━━━━━ Records for the task

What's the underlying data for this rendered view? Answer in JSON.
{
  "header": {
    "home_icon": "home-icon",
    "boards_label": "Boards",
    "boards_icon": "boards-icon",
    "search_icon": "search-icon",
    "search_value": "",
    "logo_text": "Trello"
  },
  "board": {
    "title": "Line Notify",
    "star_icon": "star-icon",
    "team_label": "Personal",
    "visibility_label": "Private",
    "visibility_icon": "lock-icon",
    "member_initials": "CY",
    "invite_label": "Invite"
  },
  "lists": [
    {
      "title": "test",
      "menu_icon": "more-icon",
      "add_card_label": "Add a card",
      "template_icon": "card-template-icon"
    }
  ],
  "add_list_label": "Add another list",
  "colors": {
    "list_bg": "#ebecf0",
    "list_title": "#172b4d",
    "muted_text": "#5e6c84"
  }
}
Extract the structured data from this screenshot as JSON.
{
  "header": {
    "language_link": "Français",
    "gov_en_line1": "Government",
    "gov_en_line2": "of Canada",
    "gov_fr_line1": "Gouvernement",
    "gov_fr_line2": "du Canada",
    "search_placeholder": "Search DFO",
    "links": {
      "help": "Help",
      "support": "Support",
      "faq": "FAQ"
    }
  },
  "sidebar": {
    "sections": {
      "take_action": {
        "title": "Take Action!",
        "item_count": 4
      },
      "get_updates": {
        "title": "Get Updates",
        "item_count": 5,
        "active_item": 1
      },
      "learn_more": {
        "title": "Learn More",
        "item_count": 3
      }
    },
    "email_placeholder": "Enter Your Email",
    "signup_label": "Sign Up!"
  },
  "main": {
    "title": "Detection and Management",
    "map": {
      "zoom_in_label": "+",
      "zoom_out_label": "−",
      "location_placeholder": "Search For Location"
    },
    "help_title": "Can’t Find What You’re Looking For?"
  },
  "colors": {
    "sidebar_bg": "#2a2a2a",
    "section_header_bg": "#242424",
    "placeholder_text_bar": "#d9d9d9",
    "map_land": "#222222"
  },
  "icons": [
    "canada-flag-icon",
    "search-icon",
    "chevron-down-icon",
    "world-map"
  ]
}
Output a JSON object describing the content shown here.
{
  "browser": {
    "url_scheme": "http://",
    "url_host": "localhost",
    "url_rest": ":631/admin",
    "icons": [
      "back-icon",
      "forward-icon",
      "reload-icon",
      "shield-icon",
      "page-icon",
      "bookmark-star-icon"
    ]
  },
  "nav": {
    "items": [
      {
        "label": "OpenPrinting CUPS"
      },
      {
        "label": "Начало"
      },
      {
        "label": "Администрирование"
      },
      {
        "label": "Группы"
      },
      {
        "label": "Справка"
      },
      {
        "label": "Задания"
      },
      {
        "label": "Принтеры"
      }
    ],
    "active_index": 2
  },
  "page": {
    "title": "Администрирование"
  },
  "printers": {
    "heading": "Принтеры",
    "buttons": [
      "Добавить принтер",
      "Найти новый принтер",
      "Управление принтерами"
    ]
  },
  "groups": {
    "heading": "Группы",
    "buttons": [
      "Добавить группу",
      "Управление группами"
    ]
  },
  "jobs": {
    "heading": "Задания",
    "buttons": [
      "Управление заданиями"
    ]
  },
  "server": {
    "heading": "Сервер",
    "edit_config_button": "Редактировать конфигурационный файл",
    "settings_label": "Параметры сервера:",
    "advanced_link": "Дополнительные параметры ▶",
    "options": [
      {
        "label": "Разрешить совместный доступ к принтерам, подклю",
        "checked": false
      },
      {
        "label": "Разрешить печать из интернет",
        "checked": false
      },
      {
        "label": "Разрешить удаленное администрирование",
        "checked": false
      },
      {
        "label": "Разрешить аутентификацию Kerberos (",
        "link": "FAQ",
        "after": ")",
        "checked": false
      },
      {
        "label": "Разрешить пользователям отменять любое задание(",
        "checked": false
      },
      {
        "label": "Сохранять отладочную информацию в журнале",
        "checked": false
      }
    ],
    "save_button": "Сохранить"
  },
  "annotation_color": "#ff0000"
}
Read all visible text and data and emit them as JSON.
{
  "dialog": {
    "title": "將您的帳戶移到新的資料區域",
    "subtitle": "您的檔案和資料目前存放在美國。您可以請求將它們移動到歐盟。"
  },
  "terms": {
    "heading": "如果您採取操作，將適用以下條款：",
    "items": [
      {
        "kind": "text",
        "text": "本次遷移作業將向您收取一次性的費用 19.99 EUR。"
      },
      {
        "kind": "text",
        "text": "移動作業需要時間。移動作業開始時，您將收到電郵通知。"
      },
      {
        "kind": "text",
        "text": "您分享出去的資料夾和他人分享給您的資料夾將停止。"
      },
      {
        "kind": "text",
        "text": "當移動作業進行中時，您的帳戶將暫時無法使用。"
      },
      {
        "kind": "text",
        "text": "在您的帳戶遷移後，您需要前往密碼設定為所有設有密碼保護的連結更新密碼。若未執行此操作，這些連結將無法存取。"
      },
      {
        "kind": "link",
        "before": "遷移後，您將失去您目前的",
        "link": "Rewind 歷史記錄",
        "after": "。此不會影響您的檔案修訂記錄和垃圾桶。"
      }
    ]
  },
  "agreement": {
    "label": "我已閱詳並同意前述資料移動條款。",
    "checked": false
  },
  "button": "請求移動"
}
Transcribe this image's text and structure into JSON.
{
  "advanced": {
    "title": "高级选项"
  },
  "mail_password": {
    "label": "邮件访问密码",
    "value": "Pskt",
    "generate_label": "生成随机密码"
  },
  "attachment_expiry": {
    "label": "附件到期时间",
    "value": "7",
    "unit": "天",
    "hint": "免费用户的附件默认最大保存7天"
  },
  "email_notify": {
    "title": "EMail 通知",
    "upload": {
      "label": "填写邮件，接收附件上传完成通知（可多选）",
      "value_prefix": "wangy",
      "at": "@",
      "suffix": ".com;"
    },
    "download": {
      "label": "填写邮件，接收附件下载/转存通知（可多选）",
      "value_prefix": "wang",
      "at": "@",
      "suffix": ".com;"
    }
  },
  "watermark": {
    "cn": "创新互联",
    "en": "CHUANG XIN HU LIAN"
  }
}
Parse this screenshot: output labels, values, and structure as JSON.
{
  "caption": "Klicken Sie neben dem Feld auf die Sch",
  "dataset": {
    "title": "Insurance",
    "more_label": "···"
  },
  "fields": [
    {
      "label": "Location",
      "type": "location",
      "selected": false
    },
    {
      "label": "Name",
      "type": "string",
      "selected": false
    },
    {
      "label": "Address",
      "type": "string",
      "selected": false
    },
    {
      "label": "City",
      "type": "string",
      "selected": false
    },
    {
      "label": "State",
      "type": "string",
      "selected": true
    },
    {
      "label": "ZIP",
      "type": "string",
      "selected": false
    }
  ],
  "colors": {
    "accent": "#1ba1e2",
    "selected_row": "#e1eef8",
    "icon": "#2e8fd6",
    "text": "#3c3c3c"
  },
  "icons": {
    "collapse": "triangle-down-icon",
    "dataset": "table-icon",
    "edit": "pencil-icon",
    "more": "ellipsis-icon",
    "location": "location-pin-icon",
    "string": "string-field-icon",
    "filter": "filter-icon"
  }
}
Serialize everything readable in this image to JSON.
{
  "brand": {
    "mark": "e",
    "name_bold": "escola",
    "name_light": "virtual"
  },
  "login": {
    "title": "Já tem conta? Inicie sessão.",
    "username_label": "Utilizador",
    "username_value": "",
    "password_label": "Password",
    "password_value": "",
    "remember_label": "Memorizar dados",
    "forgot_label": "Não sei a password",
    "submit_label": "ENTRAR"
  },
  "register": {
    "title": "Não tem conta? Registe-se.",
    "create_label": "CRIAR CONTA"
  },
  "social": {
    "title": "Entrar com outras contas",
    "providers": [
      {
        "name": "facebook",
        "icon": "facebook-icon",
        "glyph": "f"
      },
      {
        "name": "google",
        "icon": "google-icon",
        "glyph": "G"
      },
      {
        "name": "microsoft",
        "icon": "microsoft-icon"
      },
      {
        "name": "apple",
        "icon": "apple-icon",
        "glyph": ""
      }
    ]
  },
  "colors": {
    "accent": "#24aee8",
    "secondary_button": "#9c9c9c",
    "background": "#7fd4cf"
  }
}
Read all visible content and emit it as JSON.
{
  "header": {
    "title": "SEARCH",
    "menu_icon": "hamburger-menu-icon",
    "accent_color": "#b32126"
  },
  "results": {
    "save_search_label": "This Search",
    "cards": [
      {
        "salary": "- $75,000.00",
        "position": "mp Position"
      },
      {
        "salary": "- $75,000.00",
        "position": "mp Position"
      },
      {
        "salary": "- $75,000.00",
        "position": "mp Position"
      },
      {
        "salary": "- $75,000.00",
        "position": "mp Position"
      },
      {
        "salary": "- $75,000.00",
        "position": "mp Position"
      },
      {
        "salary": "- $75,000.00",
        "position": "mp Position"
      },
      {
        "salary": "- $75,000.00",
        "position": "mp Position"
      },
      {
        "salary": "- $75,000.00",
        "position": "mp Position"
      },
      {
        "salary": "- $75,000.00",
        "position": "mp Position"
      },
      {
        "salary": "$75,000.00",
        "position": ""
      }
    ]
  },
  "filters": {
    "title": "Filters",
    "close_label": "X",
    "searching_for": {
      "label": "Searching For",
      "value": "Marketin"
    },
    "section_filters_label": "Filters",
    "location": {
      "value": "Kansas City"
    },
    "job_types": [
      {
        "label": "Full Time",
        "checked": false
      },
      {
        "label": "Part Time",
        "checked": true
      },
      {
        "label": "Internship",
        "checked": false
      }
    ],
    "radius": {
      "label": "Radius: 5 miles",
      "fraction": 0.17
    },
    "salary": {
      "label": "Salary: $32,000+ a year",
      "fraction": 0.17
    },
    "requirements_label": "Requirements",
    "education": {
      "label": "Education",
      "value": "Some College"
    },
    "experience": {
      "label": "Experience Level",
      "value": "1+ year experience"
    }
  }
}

━━━━━━━━━━

What the exercise asks: Count how many lines hold the string "star" and give that number alone.

Result: 2